Items from a dataset
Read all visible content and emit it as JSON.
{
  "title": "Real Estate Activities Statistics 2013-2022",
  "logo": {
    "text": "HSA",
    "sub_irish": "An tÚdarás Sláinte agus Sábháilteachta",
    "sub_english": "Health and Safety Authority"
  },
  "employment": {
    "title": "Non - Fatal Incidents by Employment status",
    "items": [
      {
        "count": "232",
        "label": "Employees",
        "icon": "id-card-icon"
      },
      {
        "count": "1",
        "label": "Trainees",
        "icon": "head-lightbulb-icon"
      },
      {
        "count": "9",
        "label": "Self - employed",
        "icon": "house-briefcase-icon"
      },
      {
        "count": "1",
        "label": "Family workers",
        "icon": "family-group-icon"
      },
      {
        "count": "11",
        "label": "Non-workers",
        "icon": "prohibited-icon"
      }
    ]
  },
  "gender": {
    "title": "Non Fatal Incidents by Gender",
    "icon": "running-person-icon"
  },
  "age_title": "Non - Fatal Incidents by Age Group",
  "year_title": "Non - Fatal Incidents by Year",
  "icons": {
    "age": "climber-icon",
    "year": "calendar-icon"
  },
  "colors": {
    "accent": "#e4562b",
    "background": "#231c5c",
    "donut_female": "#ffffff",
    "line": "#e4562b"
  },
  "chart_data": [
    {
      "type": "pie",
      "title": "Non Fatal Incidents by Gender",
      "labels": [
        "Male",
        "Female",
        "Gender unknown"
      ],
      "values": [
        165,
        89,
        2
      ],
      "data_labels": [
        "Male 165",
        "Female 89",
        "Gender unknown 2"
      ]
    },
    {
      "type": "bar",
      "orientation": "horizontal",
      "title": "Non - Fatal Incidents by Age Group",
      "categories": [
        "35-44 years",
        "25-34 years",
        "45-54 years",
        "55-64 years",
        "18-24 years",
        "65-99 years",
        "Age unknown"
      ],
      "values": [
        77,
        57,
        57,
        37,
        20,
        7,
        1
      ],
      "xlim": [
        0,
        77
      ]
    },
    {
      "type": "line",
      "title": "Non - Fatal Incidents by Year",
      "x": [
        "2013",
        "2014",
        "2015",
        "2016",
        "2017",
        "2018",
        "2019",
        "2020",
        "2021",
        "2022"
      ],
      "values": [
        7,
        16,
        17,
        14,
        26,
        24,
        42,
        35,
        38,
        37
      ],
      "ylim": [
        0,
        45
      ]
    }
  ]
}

## EXERCISE DETAILS
All of the material above needs to be retyped word for word.

## RESULT
Read all visible content and emit it as JSON.
{
  "title": "Real Estate Activities Statistics 2013-2022",
  "logo": {
    "text": "HSA",
    "sub_irish": "An tÚdarás Sláinte agus Sábháilteachta",
    "sub_english": "Health and Safety Authority"
  },
  "employment": {
    "title": "Non - Fatal Incidents by Employment status",
    "items": [
      {
        "count": "232",
        "label": "Employees",
        "icon": "id-card-icon"
      },
      {
        "count": "1",
        "label": "Trainees",
        "icon": "head-lightbulb-icon"
      },
      {
        "count": "9",
        "label": "Self - employed",
        "icon": "house-briefcase-icon"
      },
      {
        "count": "1",
        "label": "Family workers",
        "icon": "family-group-icon"
      },
      {
        "count": "11",
        "label": "Non-workers",
        "icon": "prohibited-icon"
      }
    ]
  },
  "gender": {
    "title": "Non Fatal Incidents by Gender",
    "icon": "running-person-icon"
  },
  "age_title": "Non - Fatal Incidents by Age Group",
  "year_title": "Non - Fatal Incidents by Year",
  "icons": {
    "age": "climber-icon",
    "year": "calendar-icon"
  },
  "colors": {
    "accent": "#e4562b",
    "background": "#231c5c",
    "donut_female": "#ffffff",
    "line": "#e4562b"
  },
  "chart_data": [
    {
      "type": "pie",
      "title": "Non Fatal Incidents by Gender",
      "labels": [
        "Male",
        "Female",
        "Gender unknown"
      ],
      "values": [
        165,
        89,
        2
      ],
      "data_labels": [
        "Male 165",
        "Female 89",
        "Gender unknown 2"
      ]
    },
    {
      "type": "bar",
      "orientation": "horizontal",
      "title": "Non - Fatal Incidents by Age Group",
      "categories": [
        "35-44 years",
        "25-34 years",
        "45-54 years",
        "55-64 years",
        "18-24 years",
        "65-99 years",
        "Age unknown"
      ],
      "values": [
        77,
        57,
        57,
        37,
        20,
        7,
        1
      ],
      "xlim": [
        0,
        77
      ]
    },
    {
      "type": "line",
      "title": "Non - Fatal Incidents by Year",
      "x": [
        "2013",
        "2014",
        "2015",
        "2016",
        "2017",
        "2018",
        "2019",
        "2020",
        "2021",
        "2022"
      ],
      "values": [
        7,
        16,
        17,
        14,
        26,
        24,
        42,
        35,
        38,
        37
      ],
      "ylim": [
        0,
        45
      ]
    }
  ]
}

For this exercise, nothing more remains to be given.